- [Prompt]: Count how many lines hold the string "JSON". Answer with that number and nothing more.

####################

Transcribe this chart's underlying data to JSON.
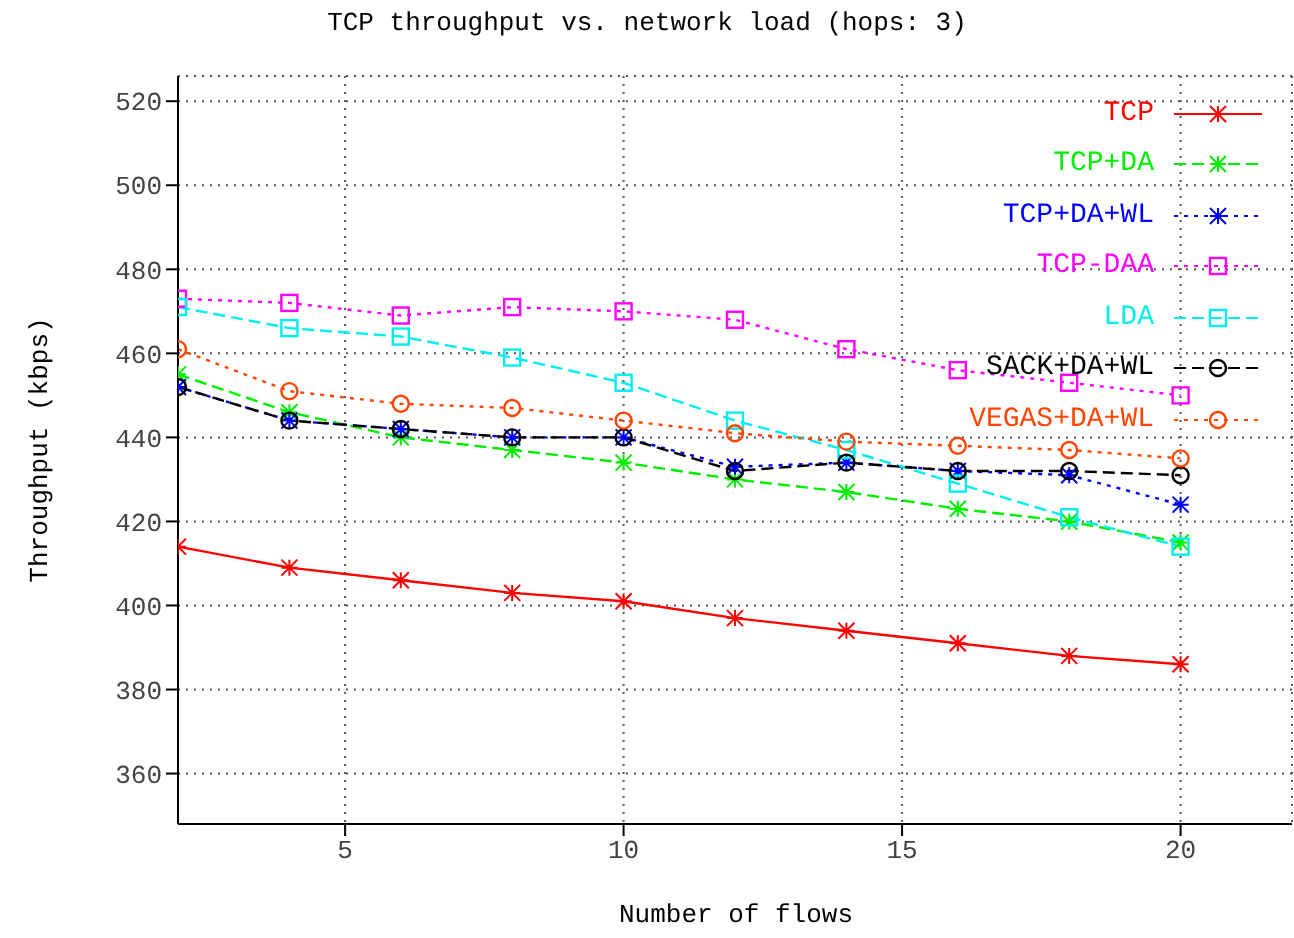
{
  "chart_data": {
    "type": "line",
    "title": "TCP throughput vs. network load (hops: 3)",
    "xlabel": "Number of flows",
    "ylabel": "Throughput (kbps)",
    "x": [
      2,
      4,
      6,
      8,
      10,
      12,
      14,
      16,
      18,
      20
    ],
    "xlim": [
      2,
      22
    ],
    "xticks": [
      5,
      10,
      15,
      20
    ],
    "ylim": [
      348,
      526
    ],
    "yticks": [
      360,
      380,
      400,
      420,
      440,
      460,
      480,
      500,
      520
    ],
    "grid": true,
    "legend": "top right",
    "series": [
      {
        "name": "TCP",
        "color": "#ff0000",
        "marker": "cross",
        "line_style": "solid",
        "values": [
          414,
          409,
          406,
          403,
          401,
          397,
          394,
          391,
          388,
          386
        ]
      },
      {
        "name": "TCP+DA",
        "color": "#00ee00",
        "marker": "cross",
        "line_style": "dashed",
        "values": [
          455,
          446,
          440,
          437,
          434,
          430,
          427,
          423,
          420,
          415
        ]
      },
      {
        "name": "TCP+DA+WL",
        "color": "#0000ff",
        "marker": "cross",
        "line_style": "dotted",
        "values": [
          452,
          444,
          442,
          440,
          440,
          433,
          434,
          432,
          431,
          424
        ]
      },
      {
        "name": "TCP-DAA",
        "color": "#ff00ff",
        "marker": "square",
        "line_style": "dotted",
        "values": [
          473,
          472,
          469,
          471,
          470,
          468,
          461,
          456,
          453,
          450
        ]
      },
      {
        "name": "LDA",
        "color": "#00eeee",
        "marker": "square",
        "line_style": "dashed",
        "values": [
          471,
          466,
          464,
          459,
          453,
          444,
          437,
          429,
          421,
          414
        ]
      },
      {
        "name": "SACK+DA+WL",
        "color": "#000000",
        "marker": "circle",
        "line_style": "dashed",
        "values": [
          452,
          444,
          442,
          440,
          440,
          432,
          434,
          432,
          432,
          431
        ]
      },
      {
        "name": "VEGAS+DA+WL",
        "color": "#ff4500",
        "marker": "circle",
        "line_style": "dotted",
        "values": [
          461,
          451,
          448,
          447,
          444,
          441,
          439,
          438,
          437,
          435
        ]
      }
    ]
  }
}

####################

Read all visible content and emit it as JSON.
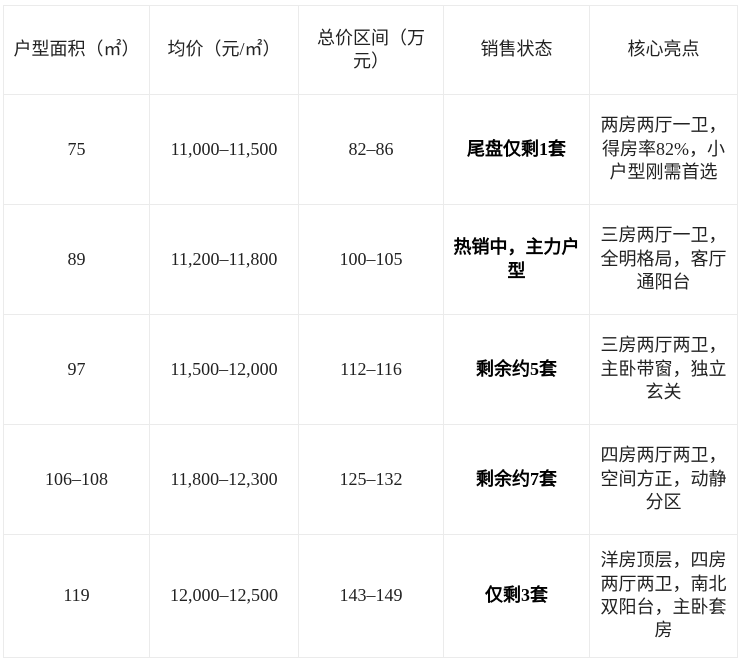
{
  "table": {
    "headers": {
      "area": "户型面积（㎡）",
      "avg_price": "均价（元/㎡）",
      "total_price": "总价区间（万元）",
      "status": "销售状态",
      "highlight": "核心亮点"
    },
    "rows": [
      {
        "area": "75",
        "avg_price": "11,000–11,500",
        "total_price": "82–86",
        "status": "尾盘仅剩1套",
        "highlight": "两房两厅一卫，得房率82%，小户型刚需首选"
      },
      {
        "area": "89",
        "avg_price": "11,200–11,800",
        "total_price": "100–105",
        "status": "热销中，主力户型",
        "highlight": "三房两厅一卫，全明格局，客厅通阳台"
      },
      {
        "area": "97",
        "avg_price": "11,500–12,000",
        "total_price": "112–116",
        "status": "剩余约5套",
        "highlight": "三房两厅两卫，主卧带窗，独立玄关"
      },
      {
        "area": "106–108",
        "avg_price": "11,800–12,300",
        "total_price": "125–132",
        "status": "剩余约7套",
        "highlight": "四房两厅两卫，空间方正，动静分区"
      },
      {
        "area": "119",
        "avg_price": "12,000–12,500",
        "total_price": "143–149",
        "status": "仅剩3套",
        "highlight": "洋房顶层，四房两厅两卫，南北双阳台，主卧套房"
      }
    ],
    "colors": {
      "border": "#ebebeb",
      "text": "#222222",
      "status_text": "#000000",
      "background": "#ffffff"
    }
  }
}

####################

- [Exercise output]: 2